SUPPLIED RECORDS -
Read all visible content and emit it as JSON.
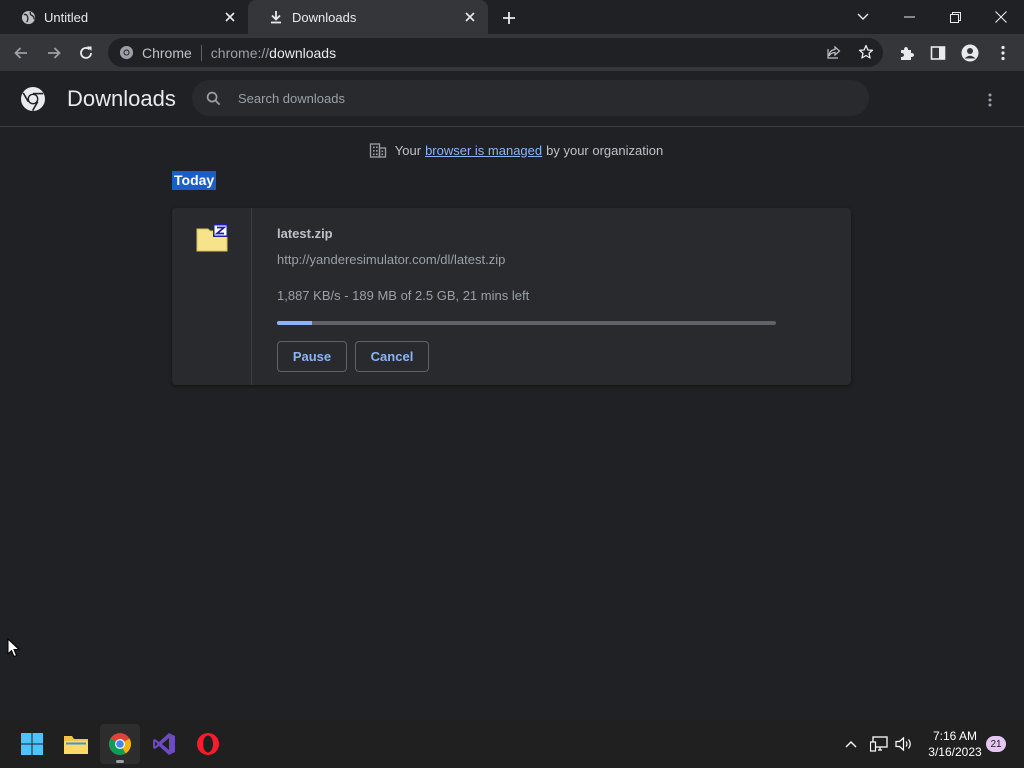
{
  "tabs": [
    {
      "title": "Untitled",
      "icon": "globe-icon",
      "active": false
    },
    {
      "title": "Downloads",
      "icon": "download-icon",
      "active": true
    }
  ],
  "toolbar": {
    "site_label": "Chrome",
    "url_scheme": "chrome://",
    "url_path": "downloads"
  },
  "downloads_page": {
    "title": "Downloads",
    "search_placeholder": "Search downloads",
    "managed_prefix": "Your",
    "managed_link": "browser is managed",
    "managed_suffix": "by your organization",
    "group_label": "Today",
    "items": [
      {
        "filename": "latest.zip",
        "url": "http://yanderesimulator.com/dl/latest.zip",
        "status": "1,887 KB/s - 189 MB of 2.5 GB, 21 mins left",
        "progress_fraction": 0.07,
        "pause_label": "Pause",
        "cancel_label": "Cancel"
      }
    ]
  },
  "taskbar": {
    "time": "7:16 AM",
    "date": "3/16/2023",
    "notification_count": "21"
  },
  "colors": {
    "accent": "#8ab4f8",
    "selection": "#1a5fc9",
    "background": "#202124"
  }
}
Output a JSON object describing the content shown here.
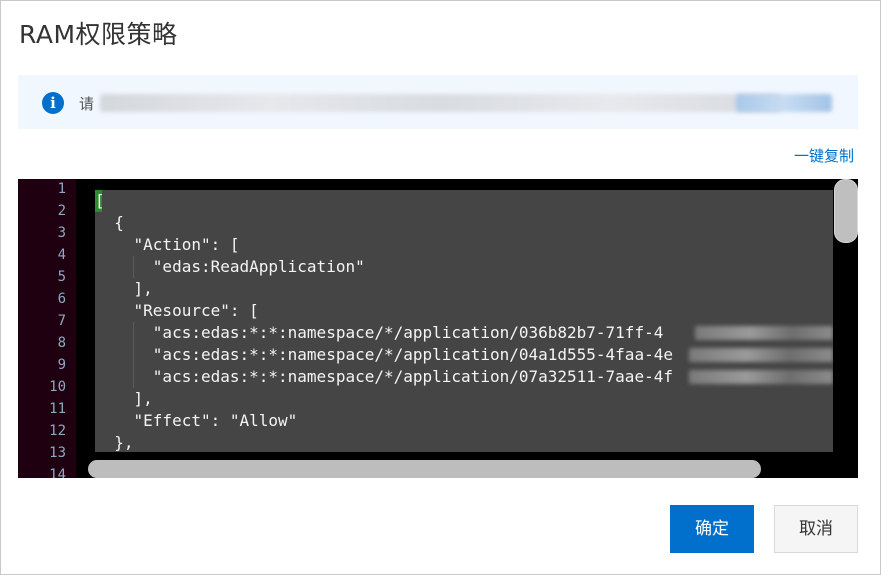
{
  "dialog": {
    "title": "RAM权限策略",
    "notice": {
      "visible_prefix": "请"
    },
    "copy_link": "一键复制",
    "buttons": {
      "confirm": "确定",
      "cancel": "取消"
    }
  },
  "editor": {
    "line_numbers": [
      "1",
      "2",
      "3",
      "4",
      "5",
      "6",
      "7",
      "8",
      "9",
      "10",
      "11",
      "12",
      "13",
      "14"
    ],
    "code": {
      "line1": "[",
      "line2": "  {",
      "line3": "    \"Action\": [",
      "line4": "      \"edas:ReadApplication\"",
      "line5": "    ],",
      "line6": "    \"Resource\": [",
      "line7": "      \"acs:edas:*:*:namespace/*/application/036b82b7-71ff-4",
      "line8": "      \"acs:edas:*:*:namespace/*/application/04a1d555-4faa-4e",
      "line9": "      \"acs:edas:*:*:namespace/*/application/07a32511-7aae-4f",
      "line10": "    ],",
      "line11": "    \"Effect\": \"Allow\"",
      "line12": "  },"
    }
  },
  "colors": {
    "primary": "#0070cc",
    "notice_bg": "#f1f7ff",
    "editor_bg": "#000000",
    "code_bg": "#454545"
  }
}
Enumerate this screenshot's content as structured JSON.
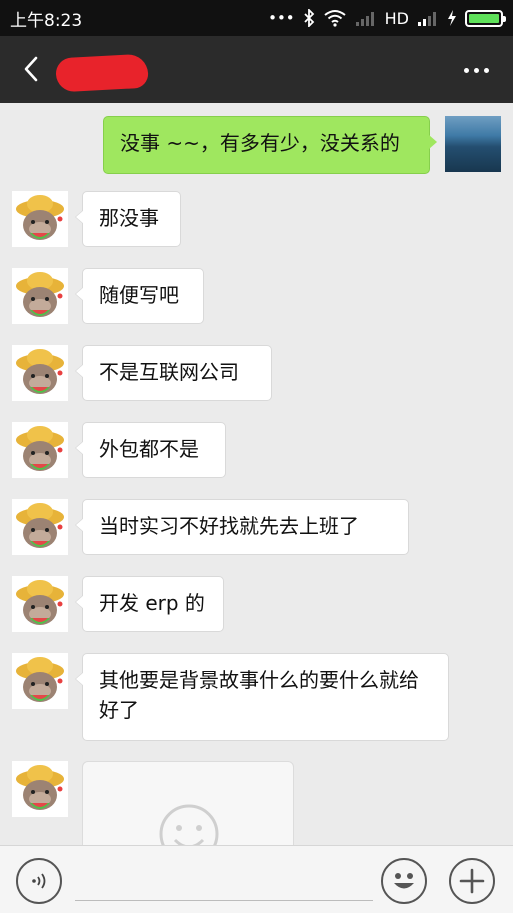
{
  "status_bar": {
    "time": "上午8:23",
    "network": "HD",
    "indicators": [
      "more-dots-icon",
      "bluetooth-icon",
      "wifi-icon",
      "signal-icon",
      "charging-icon",
      "battery-icon"
    ]
  },
  "nav": {
    "back_icon": "chevron-left-icon",
    "contact_name_redacted": true,
    "more_icon": "more-horizontal-icon"
  },
  "messages": [
    {
      "side": "right",
      "text": "没事 ~~，有多有少，没关系的"
    },
    {
      "side": "left",
      "text": "那没事"
    },
    {
      "side": "left",
      "text": "随便写吧"
    },
    {
      "side": "left",
      "text": "不是互联网公司"
    },
    {
      "side": "left",
      "text": "外包都不是"
    },
    {
      "side": "left",
      "text": "当时实习不好找就先去上班了"
    },
    {
      "side": "left",
      "text": "开发 erp 的"
    },
    {
      "side": "left",
      "text": "其他要是背景故事什么的要什么就给好了"
    },
    {
      "side": "left",
      "type": "sticker",
      "sticker": "smiley-sticker"
    }
  ],
  "input_bar": {
    "voice_icon": "voice-icon",
    "emoji_icon": "emoji-icon",
    "plus_icon": "plus-icon"
  },
  "colors": {
    "outgoing_bubble": "#9fe75f",
    "incoming_bubble": "#ffffff",
    "chat_background": "#ebebeb",
    "nav_background": "#2b2b2b"
  }
}
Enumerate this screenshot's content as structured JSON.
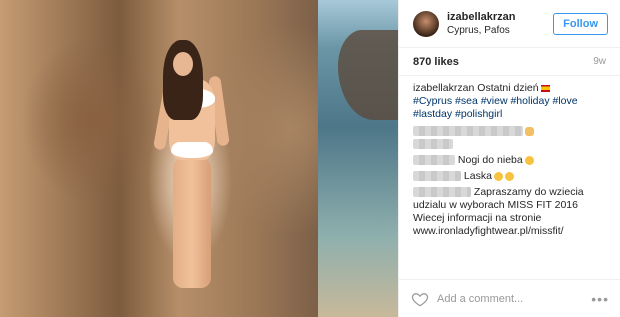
{
  "post": {
    "username": "izabellakrzan",
    "location": "Cyprus, Pafos",
    "follow_label": "Follow",
    "likes": "870 likes",
    "time": "9w",
    "caption_user": "izabellakrzan",
    "caption_text": "Ostatni dzień",
    "hashtags": "#Cyprus #sea #view #holiday #love #lastday #polishgirl",
    "comments": [
      {
        "text": ""
      },
      {
        "text": "Nogi do nieba"
      },
      {
        "text": "Laska"
      },
      {
        "user_visible": "z",
        "text": "Zapraszamy do wziecia udzialu w wyborach MISS FIT 2016 Wiecej informacji na stronie www.ironladyfightwear.pl/missfit/"
      }
    ],
    "add_comment_placeholder": "Add a comment...",
    "more_label": "•••"
  }
}
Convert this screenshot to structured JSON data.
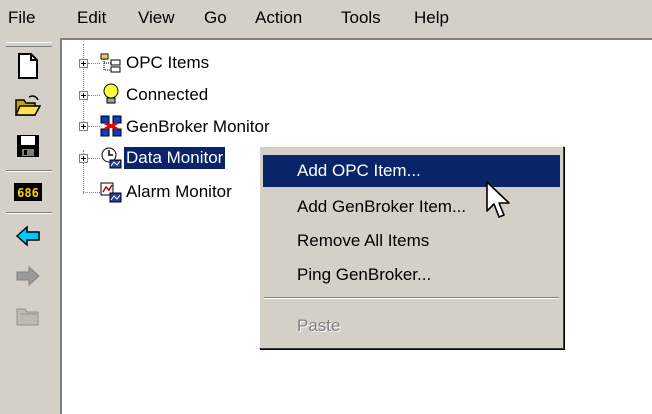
{
  "menubar": {
    "items": [
      "File",
      "Edit",
      "View",
      "Go",
      "Action",
      "Tools",
      "Help"
    ]
  },
  "toolbar": {
    "buttons": [
      {
        "icon": "new-document-icon"
      },
      {
        "icon": "open-folder-icon"
      },
      {
        "icon": "save-disk-icon"
      },
      {
        "icon": "counter-icon",
        "label": "686"
      },
      {
        "icon": "back-arrow-icon"
      },
      {
        "icon": "forward-arrow-icon"
      },
      {
        "icon": "folder-disabled-icon"
      }
    ]
  },
  "tree": {
    "items": [
      {
        "label": "OPC Items",
        "icon": "opc-items-icon"
      },
      {
        "label": "Connected",
        "icon": "lightbulb-icon"
      },
      {
        "label": "GenBroker Monitor",
        "icon": "network-icon"
      },
      {
        "label": "Data Monitor",
        "icon": "data-monitor-icon"
      },
      {
        "label": "Alarm Monitor",
        "icon": "alarm-monitor-icon"
      }
    ]
  },
  "context_menu": {
    "items": [
      "Add OPC Item...",
      "Add GenBroker Item...",
      "Remove All Items",
      "Ping GenBroker...",
      "Paste"
    ]
  },
  "colors": {
    "selection": "#0a246a",
    "face": "#d4d0c8",
    "disabled": "#808080"
  }
}
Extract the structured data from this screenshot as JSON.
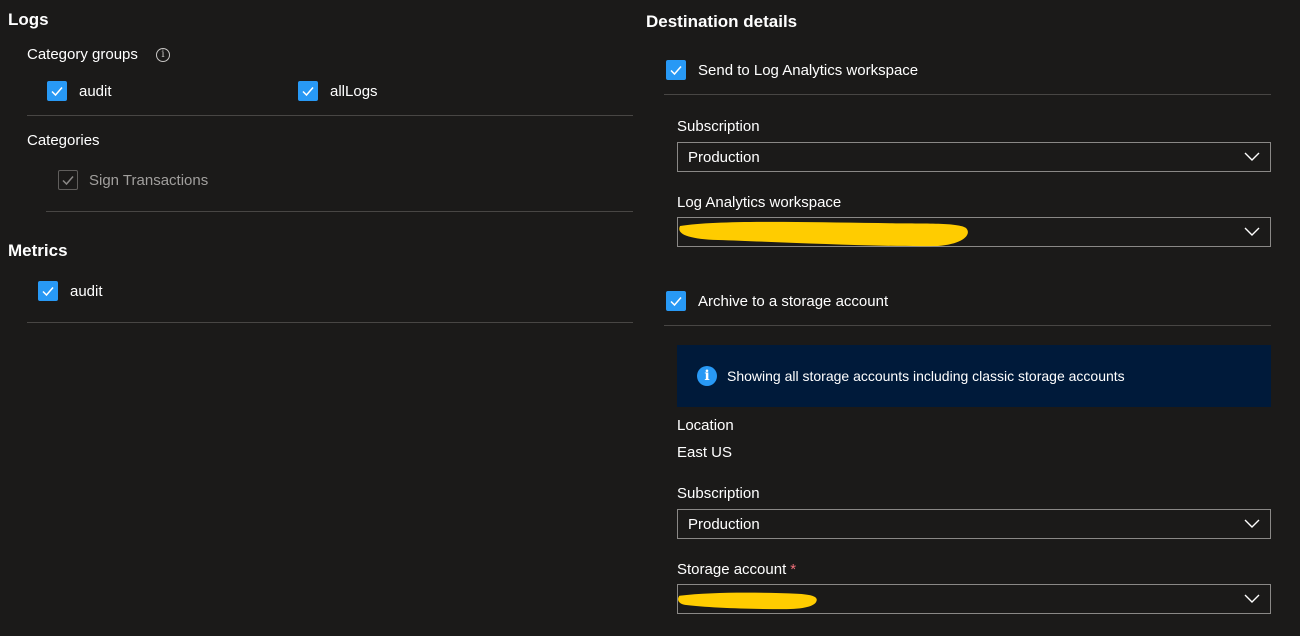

EXERCISE -
Pull every line containing "arrow" from the data.

IN RESPONSE -
        "icon": "back-arrow-icon"
        "icon": "forward-arrow-icon"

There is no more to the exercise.